**Task to carry out**
Reproduce the stretch of the material from its first line through the line containing "6, 495, 19]", word for word.

**Data for this exercise**
>>>>

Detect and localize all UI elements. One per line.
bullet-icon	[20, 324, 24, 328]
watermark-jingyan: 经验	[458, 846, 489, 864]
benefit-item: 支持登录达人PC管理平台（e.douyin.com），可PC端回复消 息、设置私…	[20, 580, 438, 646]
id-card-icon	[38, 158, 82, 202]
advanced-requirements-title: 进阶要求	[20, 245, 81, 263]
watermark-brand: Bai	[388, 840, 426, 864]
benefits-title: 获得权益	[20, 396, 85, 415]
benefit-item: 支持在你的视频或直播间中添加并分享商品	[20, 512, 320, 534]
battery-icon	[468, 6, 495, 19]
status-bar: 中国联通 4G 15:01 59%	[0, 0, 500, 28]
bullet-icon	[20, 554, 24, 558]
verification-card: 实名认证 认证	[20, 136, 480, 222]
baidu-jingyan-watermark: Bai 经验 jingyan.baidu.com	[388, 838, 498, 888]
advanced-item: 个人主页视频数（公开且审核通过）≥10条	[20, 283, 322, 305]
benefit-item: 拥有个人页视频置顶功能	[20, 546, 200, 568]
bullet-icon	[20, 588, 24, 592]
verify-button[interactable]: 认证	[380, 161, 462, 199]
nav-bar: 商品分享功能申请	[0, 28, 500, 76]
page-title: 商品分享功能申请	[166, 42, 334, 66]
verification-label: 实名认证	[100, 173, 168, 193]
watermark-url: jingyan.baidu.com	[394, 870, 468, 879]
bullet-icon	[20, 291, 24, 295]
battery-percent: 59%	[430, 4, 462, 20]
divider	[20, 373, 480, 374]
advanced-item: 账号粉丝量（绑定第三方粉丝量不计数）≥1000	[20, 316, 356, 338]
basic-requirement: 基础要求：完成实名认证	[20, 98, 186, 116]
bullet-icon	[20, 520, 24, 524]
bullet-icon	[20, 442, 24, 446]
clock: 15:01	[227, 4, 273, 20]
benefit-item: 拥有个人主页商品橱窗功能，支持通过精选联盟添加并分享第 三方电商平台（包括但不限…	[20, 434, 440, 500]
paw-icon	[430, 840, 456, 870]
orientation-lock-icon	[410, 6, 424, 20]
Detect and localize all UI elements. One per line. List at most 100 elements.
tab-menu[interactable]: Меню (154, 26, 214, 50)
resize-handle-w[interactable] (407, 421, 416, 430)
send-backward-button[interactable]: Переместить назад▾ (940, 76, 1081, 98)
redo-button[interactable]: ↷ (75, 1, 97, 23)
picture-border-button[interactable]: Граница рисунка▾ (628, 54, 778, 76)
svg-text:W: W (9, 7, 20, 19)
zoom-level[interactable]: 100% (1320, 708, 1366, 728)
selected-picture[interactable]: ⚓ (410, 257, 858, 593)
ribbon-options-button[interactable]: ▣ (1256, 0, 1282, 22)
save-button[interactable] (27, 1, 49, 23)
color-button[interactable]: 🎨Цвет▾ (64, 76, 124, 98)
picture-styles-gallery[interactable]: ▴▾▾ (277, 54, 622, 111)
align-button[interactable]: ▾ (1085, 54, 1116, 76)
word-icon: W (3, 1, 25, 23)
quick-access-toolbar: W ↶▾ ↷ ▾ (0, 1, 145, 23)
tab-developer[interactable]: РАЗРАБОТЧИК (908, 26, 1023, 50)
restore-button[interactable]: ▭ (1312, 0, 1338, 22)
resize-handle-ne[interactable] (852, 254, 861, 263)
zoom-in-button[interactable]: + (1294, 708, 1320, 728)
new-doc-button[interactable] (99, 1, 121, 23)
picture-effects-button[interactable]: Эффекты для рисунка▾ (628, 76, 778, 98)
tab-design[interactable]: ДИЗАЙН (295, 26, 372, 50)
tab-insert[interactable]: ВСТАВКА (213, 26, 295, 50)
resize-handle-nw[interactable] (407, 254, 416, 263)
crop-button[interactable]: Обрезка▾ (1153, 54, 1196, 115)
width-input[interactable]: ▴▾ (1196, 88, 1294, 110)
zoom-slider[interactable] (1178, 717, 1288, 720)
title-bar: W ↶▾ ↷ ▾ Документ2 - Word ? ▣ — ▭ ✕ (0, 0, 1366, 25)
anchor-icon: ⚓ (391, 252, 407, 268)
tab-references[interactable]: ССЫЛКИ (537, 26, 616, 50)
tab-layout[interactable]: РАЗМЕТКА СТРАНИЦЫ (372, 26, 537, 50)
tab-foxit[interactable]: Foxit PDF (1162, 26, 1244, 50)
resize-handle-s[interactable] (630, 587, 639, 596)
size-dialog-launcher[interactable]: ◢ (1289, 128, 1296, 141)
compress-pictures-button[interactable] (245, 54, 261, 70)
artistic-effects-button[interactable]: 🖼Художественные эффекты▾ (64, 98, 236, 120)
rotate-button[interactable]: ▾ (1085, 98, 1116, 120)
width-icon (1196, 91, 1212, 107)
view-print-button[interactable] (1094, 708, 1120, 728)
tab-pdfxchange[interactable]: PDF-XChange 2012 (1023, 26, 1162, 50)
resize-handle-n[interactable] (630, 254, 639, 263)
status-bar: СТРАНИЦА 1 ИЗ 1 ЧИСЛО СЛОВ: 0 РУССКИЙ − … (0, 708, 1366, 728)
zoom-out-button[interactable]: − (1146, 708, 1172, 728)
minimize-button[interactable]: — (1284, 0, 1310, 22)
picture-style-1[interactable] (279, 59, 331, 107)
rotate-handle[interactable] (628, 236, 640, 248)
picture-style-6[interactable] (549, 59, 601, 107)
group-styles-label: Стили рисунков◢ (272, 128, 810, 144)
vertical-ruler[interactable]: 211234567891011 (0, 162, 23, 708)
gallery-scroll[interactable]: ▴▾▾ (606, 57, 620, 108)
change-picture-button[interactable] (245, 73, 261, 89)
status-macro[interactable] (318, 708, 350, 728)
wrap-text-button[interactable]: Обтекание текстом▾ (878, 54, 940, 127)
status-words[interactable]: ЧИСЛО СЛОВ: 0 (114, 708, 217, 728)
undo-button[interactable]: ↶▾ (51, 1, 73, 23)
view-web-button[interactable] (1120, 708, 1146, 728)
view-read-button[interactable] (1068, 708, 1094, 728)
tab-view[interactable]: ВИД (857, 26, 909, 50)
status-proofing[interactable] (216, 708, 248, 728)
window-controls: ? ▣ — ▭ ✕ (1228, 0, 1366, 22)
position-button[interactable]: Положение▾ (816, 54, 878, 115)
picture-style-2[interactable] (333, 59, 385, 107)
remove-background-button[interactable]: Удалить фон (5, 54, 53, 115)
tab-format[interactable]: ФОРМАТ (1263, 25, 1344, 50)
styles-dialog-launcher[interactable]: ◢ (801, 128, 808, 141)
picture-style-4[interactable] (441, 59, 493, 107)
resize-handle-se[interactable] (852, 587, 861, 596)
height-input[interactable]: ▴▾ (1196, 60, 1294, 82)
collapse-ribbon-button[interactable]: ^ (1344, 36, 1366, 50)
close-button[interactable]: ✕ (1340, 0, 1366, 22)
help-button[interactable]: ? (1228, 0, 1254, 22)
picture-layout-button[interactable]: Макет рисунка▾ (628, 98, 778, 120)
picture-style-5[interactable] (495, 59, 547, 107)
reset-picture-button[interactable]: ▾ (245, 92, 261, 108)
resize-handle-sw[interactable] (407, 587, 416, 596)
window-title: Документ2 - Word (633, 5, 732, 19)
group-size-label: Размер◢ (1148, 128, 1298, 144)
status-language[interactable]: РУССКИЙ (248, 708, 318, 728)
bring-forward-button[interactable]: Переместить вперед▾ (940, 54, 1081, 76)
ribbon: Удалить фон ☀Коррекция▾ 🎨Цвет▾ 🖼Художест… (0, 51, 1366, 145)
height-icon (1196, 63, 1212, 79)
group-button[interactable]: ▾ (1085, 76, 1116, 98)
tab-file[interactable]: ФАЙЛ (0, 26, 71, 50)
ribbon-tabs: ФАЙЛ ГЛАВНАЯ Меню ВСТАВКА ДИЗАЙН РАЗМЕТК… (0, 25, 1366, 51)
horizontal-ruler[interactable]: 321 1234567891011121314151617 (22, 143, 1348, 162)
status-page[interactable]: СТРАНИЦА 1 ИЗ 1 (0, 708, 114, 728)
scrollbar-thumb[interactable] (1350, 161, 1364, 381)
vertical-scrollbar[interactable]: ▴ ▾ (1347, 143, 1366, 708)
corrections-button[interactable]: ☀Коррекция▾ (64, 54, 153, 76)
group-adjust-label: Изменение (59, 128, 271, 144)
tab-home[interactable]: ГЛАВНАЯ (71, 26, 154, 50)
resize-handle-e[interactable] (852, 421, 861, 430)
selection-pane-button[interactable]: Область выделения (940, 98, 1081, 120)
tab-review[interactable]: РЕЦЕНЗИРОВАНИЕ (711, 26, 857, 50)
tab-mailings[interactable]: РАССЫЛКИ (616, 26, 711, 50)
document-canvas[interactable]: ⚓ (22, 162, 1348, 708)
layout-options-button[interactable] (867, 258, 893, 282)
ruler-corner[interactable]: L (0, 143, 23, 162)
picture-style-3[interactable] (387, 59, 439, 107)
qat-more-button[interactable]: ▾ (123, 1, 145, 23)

<<<<

**Written response**
Detect and localize all UI elements. One per line.
bullet-icon	[20, 324, 24, 328]
watermark-jingyan: 经验	[458, 846, 489, 864]
benefit-item: 支持登录达人PC管理平台（e.douyin.com），可PC端回复消 息、设置私…	[20, 580, 438, 646]
id-card-icon	[38, 158, 82, 202]
advanced-requirements-title: 进阶要求	[20, 245, 81, 263]
watermark-brand: Bai	[388, 840, 426, 864]
benefits-title: 获得权益	[20, 396, 85, 415]
benefit-item: 支持在你的视频或直播间中添加并分享商品	[20, 512, 320, 534]
battery-icon	[468, 6, 495, 19]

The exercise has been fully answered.